- [Set problem]: Scan the data below for the string "развиваться". Show every line where it turns up.

- [Records for this task]:
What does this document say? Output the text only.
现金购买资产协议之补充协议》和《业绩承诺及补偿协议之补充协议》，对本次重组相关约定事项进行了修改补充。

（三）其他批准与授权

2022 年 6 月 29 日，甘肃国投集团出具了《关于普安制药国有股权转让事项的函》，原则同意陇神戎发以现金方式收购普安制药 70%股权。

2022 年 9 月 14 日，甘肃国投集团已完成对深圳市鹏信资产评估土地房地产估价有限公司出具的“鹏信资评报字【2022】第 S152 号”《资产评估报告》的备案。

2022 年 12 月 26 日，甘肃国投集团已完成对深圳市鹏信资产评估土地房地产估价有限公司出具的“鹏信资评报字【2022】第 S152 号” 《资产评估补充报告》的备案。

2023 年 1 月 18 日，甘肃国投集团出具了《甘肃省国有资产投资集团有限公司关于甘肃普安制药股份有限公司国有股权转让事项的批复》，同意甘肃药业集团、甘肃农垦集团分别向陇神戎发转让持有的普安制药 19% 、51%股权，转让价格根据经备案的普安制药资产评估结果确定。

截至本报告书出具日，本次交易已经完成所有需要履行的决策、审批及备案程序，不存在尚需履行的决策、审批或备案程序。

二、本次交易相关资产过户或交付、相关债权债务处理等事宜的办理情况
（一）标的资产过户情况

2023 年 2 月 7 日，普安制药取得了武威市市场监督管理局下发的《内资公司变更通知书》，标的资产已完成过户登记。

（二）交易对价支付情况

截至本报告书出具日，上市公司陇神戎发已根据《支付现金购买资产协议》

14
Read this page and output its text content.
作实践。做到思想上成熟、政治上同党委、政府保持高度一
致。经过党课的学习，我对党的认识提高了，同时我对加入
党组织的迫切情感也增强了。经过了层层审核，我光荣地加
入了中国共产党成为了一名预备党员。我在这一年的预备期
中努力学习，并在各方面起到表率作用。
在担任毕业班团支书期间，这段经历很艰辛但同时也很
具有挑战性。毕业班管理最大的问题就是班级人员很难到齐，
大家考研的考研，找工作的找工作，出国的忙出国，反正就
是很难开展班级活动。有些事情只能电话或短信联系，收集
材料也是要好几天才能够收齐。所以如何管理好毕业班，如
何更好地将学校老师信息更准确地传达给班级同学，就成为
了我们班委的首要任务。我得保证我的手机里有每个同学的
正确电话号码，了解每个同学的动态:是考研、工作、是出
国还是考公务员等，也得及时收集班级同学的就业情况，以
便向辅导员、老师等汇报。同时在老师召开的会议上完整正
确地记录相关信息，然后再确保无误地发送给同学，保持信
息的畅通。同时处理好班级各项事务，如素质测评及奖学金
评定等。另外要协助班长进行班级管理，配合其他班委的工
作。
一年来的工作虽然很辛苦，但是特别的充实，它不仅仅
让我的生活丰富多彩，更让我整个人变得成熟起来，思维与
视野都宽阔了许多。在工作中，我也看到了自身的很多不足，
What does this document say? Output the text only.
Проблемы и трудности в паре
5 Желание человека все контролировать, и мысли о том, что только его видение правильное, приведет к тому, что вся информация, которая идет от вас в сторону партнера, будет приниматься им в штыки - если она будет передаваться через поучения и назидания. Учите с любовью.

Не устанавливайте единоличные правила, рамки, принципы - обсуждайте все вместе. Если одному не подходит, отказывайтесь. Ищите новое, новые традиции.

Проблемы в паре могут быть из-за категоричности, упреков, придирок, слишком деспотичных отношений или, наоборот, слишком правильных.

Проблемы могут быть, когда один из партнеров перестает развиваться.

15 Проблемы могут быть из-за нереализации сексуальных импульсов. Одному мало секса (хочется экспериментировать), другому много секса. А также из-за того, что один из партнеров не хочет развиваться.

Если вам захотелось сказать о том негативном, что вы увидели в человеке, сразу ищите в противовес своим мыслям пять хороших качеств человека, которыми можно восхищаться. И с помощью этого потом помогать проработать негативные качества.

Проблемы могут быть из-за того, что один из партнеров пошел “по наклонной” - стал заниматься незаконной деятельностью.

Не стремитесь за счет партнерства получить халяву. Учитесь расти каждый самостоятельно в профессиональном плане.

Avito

- [The output]:
Проблемы могут быть, когда один из партнеров перестает развиваться.
15 Проблемы могут быть из-за нереализации сексуальных импульсов. Одному мало секса (хочется экспериментировать), другому много секса. А также из-за того, что один из партнеров не хочет развиваться.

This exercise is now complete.